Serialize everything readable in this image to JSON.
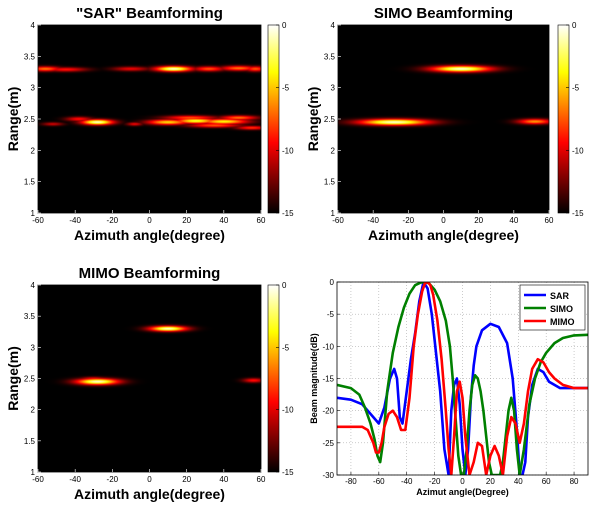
{
  "chart_data": [
    {
      "type": "heatmap",
      "title": "\"SAR\" Beamforming",
      "xlabel": "Azimuth angle(degree)",
      "ylabel": "Range(m)",
      "xlim": [
        -60,
        60
      ],
      "ylim": [
        1,
        4
      ],
      "xticks": [
        "-60",
        "-40",
        "-20",
        "0",
        "20",
        "40",
        "60"
      ],
      "yticks": [
        "1",
        "1.5",
        "2",
        "2.5",
        "3",
        "3.5",
        "4"
      ],
      "colorbar": {
        "range": [
          -15,
          0
        ],
        "ticks": [
          "0",
          "-5",
          "-10",
          "-15"
        ],
        "colormap": "hot"
      },
      "blobs": [
        {
          "x": 13,
          "y": 3.3,
          "level": 0.95,
          "sx": 7,
          "sy": 0.03
        },
        {
          "x": -56,
          "y": 3.3,
          "level": 0.55,
          "sx": 6,
          "sy": 0.028
        },
        {
          "x": -45,
          "y": 3.29,
          "level": 0.4,
          "sx": 8,
          "sy": 0.025
        },
        {
          "x": -10,
          "y": 3.3,
          "level": 0.35,
          "sx": 7,
          "sy": 0.025
        },
        {
          "x": 32,
          "y": 3.3,
          "level": 0.5,
          "sx": 6,
          "sy": 0.028
        },
        {
          "x": 48,
          "y": 3.31,
          "level": 0.55,
          "sx": 7,
          "sy": 0.028
        },
        {
          "x": 57,
          "y": 3.3,
          "level": 0.5,
          "sx": 4,
          "sy": 0.03
        },
        {
          "x": -28,
          "y": 2.45,
          "level": 0.95,
          "sx": 6,
          "sy": 0.03
        },
        {
          "x": -38,
          "y": 2.5,
          "level": 0.4,
          "sx": 5,
          "sy": 0.025
        },
        {
          "x": -52,
          "y": 2.42,
          "level": 0.3,
          "sx": 4,
          "sy": 0.02
        },
        {
          "x": 10,
          "y": 2.45,
          "level": 0.7,
          "sx": 8,
          "sy": 0.03
        },
        {
          "x": 25,
          "y": 2.47,
          "level": 0.8,
          "sx": 8,
          "sy": 0.03
        },
        {
          "x": 40,
          "y": 2.46,
          "level": 0.75,
          "sx": 9,
          "sy": 0.03
        },
        {
          "x": 22,
          "y": 2.52,
          "level": 0.5,
          "sx": 10,
          "sy": 0.025
        },
        {
          "x": 48,
          "y": 2.52,
          "level": 0.55,
          "sx": 7,
          "sy": 0.025
        },
        {
          "x": 35,
          "y": 2.4,
          "level": 0.5,
          "sx": 10,
          "sy": 0.025
        },
        {
          "x": 55,
          "y": 2.36,
          "level": 0.45,
          "sx": 6,
          "sy": 0.022
        },
        {
          "x": -8,
          "y": 2.42,
          "level": 0.35,
          "sx": 3,
          "sy": 0.02
        }
      ]
    },
    {
      "type": "heatmap",
      "title": "SIMO Beamforming",
      "xlabel": "Azimuth angle(degree)",
      "ylabel": "Range(m)",
      "xlim": [
        -60,
        60
      ],
      "ylim": [
        1,
        4
      ],
      "xticks": [
        "-60",
        "-40",
        "-20",
        "0",
        "20",
        "40",
        "60"
      ],
      "yticks": [
        "1",
        "1.5",
        "2",
        "2.5",
        "3",
        "3.5",
        "4"
      ],
      "colorbar": {
        "range": [
          -15,
          0
        ],
        "ticks": [
          "0",
          "-5",
          "-10",
          "-15"
        ],
        "colormap": "hot"
      },
      "blobs": [
        {
          "x": 10,
          "y": 3.3,
          "level": 0.95,
          "sx": 12,
          "sy": 0.035
        },
        {
          "x": -28,
          "y": 2.45,
          "level": 0.95,
          "sx": 14,
          "sy": 0.035
        },
        {
          "x": 52,
          "y": 2.46,
          "level": 0.6,
          "sx": 7,
          "sy": 0.03
        },
        {
          "x": -5,
          "y": 3.3,
          "level": 0.2,
          "sx": 2,
          "sy": 0.02
        }
      ]
    },
    {
      "type": "heatmap",
      "title": "MIMO Beamforming",
      "xlabel": "Azimuth angle(degree)",
      "ylabel": "Range(m)",
      "xlim": [
        -60,
        60
      ],
      "ylim": [
        1,
        4
      ],
      "xticks": [
        "-60",
        "-40",
        "-20",
        "0",
        "20",
        "40",
        "60"
      ],
      "yticks": [
        "1",
        "1.5",
        "2",
        "2.5",
        "3",
        "3.5",
        "4"
      ],
      "colorbar": {
        "range": [
          -15,
          0
        ],
        "ticks": [
          "0",
          "-5",
          "-10",
          "-15"
        ],
        "colormap": "hot"
      },
      "blobs": [
        {
          "x": 10,
          "y": 3.3,
          "level": 0.95,
          "sx": 7,
          "sy": 0.03
        },
        {
          "x": -28,
          "y": 2.45,
          "level": 0.95,
          "sx": 8,
          "sy": 0.035
        },
        {
          "x": -30,
          "y": 2.5,
          "level": 0.35,
          "sx": 5,
          "sy": 0.02
        },
        {
          "x": 56,
          "y": 2.47,
          "level": 0.4,
          "sx": 4,
          "sy": 0.025
        }
      ]
    },
    {
      "type": "line",
      "title": "",
      "xlabel": "Azimut angle(Degree)",
      "ylabel": "Beam magnitude(dB)",
      "xlim": [
        -90,
        90
      ],
      "ylim": [
        -30,
        0
      ],
      "xticks": [
        -80,
        -60,
        -40,
        -20,
        0,
        20,
        40,
        60,
        80
      ],
      "yticks": [
        0,
        -5,
        -10,
        -15,
        -20,
        -25,
        -30
      ],
      "grid": true,
      "legend": "top-right",
      "series": [
        {
          "name": "SAR",
          "color": "#0000ff",
          "x": [
            -90,
            -80,
            -72,
            -64,
            -60,
            -56,
            -52,
            -49,
            -47,
            -45,
            -43,
            -40,
            -37,
            -34,
            -31,
            -28,
            -25,
            -22,
            -19,
            -16,
            -13,
            -10,
            -8,
            -6,
            -4,
            -2,
            0,
            2,
            4,
            6,
            8,
            10,
            14,
            20,
            26,
            32,
            36,
            39,
            41,
            43,
            45,
            47,
            50,
            54,
            58,
            62,
            70,
            80,
            90
          ],
          "y": [
            -18,
            -18.3,
            -19,
            -21,
            -22,
            -19.5,
            -15,
            -13.5,
            -15,
            -21,
            -22,
            -17,
            -12,
            -8,
            -3,
            0,
            -1,
            -5,
            -11,
            -17,
            -26,
            -30,
            -20,
            -16,
            -15,
            -19,
            -26,
            -30,
            -26,
            -18,
            -13,
            -10,
            -7.5,
            -6.5,
            -7,
            -9.5,
            -15,
            -23,
            -30,
            -30,
            -28,
            -21,
            -16,
            -13.5,
            -14,
            -15.5,
            -16.5,
            -16.5,
            -16.5
          ]
        },
        {
          "name": "SIMO",
          "color": "#008000",
          "x": [
            -90,
            -80,
            -74,
            -70,
            -66,
            -63,
            -61,
            -59,
            -57,
            -54,
            -50,
            -46,
            -42,
            -38,
            -34,
            -30,
            -27,
            -24,
            -20,
            -16,
            -12,
            -9,
            -7,
            -5,
            -3,
            -1,
            1,
            3,
            5,
            7,
            9,
            11,
            13,
            15,
            17,
            19,
            21,
            23,
            25,
            27,
            29,
            31,
            33,
            35,
            37,
            39,
            41,
            44,
            48,
            52,
            56,
            60,
            66,
            72,
            80,
            90
          ],
          "y": [
            -16,
            -16.5,
            -17.5,
            -19.5,
            -22,
            -24.5,
            -27,
            -28,
            -25,
            -17,
            -11,
            -7,
            -4,
            -1.8,
            -0.5,
            -0.1,
            0,
            -0.2,
            -1.2,
            -3,
            -6,
            -10,
            -15,
            -21,
            -27,
            -30,
            -30,
            -26,
            -20,
            -16,
            -14.5,
            -15,
            -17,
            -20,
            -24,
            -28,
            -30,
            -30,
            -30,
            -30,
            -28,
            -24,
            -20,
            -18,
            -20,
            -26,
            -30,
            -26,
            -19,
            -15,
            -12.5,
            -11,
            -9.5,
            -8.7,
            -8.3,
            -8.2
          ]
        },
        {
          "name": "MIMO",
          "color": "#ff0000",
          "x": [
            -90,
            -80,
            -72,
            -68,
            -64,
            -62,
            -60,
            -58,
            -56,
            -53,
            -50,
            -47,
            -44,
            -41,
            -38,
            -35,
            -32,
            -29,
            -27,
            -25,
            -23,
            -21,
            -18,
            -15,
            -12,
            -10,
            -8,
            -6,
            -4,
            -2,
            0,
            2,
            5,
            8,
            11,
            14,
            17,
            20,
            23,
            26,
            29,
            32,
            35,
            38,
            41,
            44,
            47,
            50,
            54,
            58,
            62,
            66,
            72,
            80,
            90
          ],
          "y": [
            -22.5,
            -22.5,
            -22.5,
            -23,
            -25,
            -26.5,
            -26.5,
            -25,
            -22.5,
            -20.5,
            -20,
            -21,
            -23,
            -23,
            -18,
            -10,
            -5,
            -1.5,
            -0.2,
            0,
            -0.5,
            -2,
            -6,
            -12,
            -20,
            -26,
            -30,
            -24,
            -17,
            -15.5,
            -18,
            -24,
            -30,
            -28,
            -25,
            -25.5,
            -30,
            -27,
            -25.5,
            -27,
            -30,
            -24,
            -21,
            -22,
            -25,
            -22,
            -17,
            -13.5,
            -12,
            -12.5,
            -14,
            -15,
            -16,
            -16.5,
            -16.5
          ]
        }
      ]
    }
  ]
}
+++
Set problem:
Pull out each line holding the string "title".

Response to the exercise:
      "title": "\"SAR\" Beamforming",
      "title": "SIMO Beamforming",
      "title": "MIMO Beamforming",
      "title": "",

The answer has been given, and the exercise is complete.